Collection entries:
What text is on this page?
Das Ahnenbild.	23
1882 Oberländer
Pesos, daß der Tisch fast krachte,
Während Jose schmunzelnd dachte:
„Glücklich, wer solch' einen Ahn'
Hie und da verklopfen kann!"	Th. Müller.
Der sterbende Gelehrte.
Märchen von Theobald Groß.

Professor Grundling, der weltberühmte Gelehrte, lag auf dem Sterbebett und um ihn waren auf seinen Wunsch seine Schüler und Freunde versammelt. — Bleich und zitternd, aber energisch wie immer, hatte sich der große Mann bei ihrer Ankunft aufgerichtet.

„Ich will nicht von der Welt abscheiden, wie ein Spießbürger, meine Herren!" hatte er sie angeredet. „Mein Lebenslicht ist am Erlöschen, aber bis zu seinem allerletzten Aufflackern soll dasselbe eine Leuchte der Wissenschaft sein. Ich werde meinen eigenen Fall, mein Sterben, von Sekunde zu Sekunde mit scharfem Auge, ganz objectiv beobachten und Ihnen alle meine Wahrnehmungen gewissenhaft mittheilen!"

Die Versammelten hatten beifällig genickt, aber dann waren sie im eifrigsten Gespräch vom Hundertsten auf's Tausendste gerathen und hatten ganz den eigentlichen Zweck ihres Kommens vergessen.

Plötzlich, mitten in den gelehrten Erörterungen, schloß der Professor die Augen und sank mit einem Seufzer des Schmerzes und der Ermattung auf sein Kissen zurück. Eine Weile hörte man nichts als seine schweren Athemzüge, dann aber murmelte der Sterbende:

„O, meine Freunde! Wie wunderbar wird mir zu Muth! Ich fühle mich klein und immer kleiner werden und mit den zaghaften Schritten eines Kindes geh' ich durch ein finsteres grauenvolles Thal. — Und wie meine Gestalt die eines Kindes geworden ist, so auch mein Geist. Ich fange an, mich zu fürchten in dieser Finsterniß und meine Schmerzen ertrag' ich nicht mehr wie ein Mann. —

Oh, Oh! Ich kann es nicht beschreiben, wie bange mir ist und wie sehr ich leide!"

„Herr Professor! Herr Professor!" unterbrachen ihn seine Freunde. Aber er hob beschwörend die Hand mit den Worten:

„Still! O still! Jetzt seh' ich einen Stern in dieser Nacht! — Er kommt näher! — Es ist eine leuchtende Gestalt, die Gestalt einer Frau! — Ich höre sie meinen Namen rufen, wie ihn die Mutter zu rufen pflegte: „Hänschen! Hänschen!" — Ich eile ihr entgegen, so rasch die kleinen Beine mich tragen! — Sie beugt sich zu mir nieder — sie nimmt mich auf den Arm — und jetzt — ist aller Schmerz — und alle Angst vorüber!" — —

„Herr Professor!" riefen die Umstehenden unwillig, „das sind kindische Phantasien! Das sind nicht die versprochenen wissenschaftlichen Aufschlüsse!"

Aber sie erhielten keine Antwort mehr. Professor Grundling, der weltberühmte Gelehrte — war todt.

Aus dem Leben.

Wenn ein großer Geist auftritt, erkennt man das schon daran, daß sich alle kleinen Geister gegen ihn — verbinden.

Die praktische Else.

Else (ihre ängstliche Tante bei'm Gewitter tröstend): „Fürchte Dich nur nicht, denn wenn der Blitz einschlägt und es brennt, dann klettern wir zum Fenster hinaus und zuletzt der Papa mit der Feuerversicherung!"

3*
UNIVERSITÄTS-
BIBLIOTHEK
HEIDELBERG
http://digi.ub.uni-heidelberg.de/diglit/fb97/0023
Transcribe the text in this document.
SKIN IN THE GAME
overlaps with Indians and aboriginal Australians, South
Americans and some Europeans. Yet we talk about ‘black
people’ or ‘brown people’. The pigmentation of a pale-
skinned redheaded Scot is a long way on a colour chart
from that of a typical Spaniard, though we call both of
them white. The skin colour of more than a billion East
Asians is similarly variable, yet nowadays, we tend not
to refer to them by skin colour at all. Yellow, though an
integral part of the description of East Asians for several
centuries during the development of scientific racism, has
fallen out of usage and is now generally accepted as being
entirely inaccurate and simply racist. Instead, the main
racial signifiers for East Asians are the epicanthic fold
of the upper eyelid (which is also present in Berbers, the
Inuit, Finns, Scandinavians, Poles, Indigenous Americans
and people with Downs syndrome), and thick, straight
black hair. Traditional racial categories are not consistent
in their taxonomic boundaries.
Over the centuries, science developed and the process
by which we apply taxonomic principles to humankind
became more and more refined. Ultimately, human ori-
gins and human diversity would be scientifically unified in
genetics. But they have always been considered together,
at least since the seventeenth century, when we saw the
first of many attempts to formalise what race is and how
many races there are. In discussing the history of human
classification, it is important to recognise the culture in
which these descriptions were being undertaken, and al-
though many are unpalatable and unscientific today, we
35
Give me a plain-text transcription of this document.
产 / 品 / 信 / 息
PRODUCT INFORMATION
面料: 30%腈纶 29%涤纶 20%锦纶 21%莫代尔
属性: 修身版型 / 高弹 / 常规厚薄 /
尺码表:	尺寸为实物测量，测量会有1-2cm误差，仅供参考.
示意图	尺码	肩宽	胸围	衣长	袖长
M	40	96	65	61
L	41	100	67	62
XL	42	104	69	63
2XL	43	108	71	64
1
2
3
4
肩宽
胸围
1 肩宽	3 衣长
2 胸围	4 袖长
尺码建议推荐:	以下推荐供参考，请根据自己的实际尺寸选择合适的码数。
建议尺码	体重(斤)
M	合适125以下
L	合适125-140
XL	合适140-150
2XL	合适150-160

Set problem: Write out every record, exactly as written.

Complete answer:
What text is on this page?
Das Ahnenbild.	23
1882 Oberländer
Pesos, daß der Tisch fast krachte,
Während Jose schmunzelnd dachte:
„Glücklich, wer solch' einen Ahn'
Hie und da verklopfen kann!"	Th. Müller.
Der sterbende Gelehrte.
Märchen von Theobald Groß.

Professor Grundling, der weltberühmte Gelehrte, lag auf dem Sterbebett und um ihn waren auf seinen Wunsch seine Schüler und Freunde versammelt. — Bleich und zitternd, aber energisch wie immer, hatte sich der große Mann bei ihrer Ankunft aufgerichtet.

„Ich will nicht von der Welt abscheiden, wie ein Spießbürger, meine Herren!" hatte er sie angeredet. „Mein Lebenslicht ist am Erlöschen, aber bis zu seinem allerletzten Aufflackern soll dasselbe eine Leuchte der Wissenschaft sein. Ich werde meinen eigenen Fall, mein Sterben, von Sekunde zu Sekunde mit scharfem Auge, ganz objectiv beobachten und Ihnen alle meine Wahrnehmungen gewissenhaft mittheilen!"

Die Versammelten hatten beifällig genickt, aber dann waren sie im eifrigsten Gespräch vom Hundertsten auf's Tausendste gerathen und hatten ganz den eigentlichen Zweck ihres Kommens vergessen.

Plötzlich, mitten in den gelehrten Erörterungen, schloß der Professor die Augen und sank mit einem Seufzer des Schmerzes und der Ermattung auf sein Kissen zurück. Eine Weile hörte man nichts als seine schweren Athemzüge, dann aber murmelte der Sterbende:

„O, meine Freunde! Wie wunderbar wird mir zu Muth! Ich fühle mich klein und immer kleiner werden und mit den zaghaften Schritten eines Kindes geh' ich durch ein finsteres grauenvolles Thal. — Und wie meine Gestalt die eines Kindes geworden ist, so auch mein Geist. Ich fange an, mich zu fürchten in dieser Finsterniß und meine Schmerzen ertrag' ich nicht mehr wie ein Mann. —

Oh, Oh! Ich kann es nicht beschreiben, wie bange mir ist und wie sehr ich leide!"

„Herr Professor! Herr Professor!" unterbrachen ihn seine Freunde. Aber er hob beschwörend die Hand mit den Worten:

„Still! O still! Jetzt seh' ich einen Stern in dieser Nacht! — Er kommt näher! — Es ist eine leuchtende Gestalt, die Gestalt einer Frau! — Ich höre sie meinen Namen rufen, wie ihn die Mutter zu rufen pflegte: „Hänschen! Hänschen!" — Ich eile ihr entgegen, so rasch die kleinen Beine mich tragen! — Sie beugt sich zu mir nieder — sie nimmt mich auf den Arm — und jetzt — ist aller Schmerz — und alle Angst vorüber!" — —

„Herr Professor!" riefen die Umstehenden unwillig, „das sind kindische Phantasien! Das sind nicht die versprochenen wissenschaftlichen Aufschlüsse!"

Aber sie erhielten keine Antwort mehr. Professor Grundling, der weltberühmte Gelehrte — war todt.

Aus dem Leben.

Wenn ein großer Geist auftritt, erkennt man das schon daran, daß sich alle kleinen Geister gegen ihn — verbinden.

Die praktische Else.

Else (ihre ängstliche Tante bei'm Gewitter tröstend): „Fürchte Dich nur nicht, denn wenn der Blitz einschlägt und es brennt, dann klettern wir zum Fenster hinaus und zuletzt der Papa mit der Feuerversicherung!"

3*
UNIVERSITÄTS-
BIBLIOTHEK
HEIDELBERG
http://digi.ub.uni-heidelberg.de/diglit/fb97/0023
Transcribe the text in this document.
SKIN IN THE GAME
overlaps with Indians and aboriginal Australians, South
Americans and some Europeans. Yet we talk about ‘black
people’ or ‘brown people’. The pigmentation of a pale-
skinned redheaded Scot is a long way on a colour chart
from that of a typical Spaniard, though we call both of
them white. The skin colour of more than a billion East
Asians is similarly variable, yet nowadays, we tend not
to refer to them by skin colour at all. Yellow, though an
integral part of the description of East Asians for several
centuries during the development of scientific racism, has
fallen out of usage and is now generally accepted as being
entirely inaccurate and simply racist. Instead, the main
racial signifiers for East Asians are the epicanthic fold
of the upper eyelid (which is also present in Berbers, the
Inuit, Finns, Scandinavians, Poles, Indigenous Americans
and people with Downs syndrome), and thick, straight
black hair. Traditional racial categories are not consistent
in their taxonomic boundaries.
Over the centuries, science developed and the process
by which we apply taxonomic principles to humankind
became more and more refined. Ultimately, human ori-
gins and human diversity would be scientifically unified in
genetics. But they have always been considered together,
at least since the seventeenth century, when we saw the
first of many attempts to formalise what race is and how
many races there are. In discussing the history of human
classification, it is important to recognise the culture in
which these descriptions were being undertaken, and al-
though many are unpalatable and unscientific today, we
35
Give me a plain-text transcription of this document.
产 / 品 / 信 / 息
PRODUCT INFORMATION
面料: 30%腈纶 29%涤纶 20%锦纶 21%莫代尔
属性: 修身版型 / 高弹 / 常规厚薄 /
尺码表:	尺寸为实物测量，测量会有1-2cm误差，仅供参考.
示意图	尺码	肩宽	胸围	衣长	袖长
M	40	96	65	61
L	41	100	67	62
XL	42	104	69	63
2XL	43	108	71	64
1
2
3
4
肩宽
胸围
1 肩宽	3 衣长
2 胸围	4 袖长
尺码建议推荐:	以下推荐供参考，请根据自己的实际尺寸选择合适的码数。
建议尺码	体重(斤)
M	合适125以下
L	合适125-140
XL	合适140-150
2XL	合适150-160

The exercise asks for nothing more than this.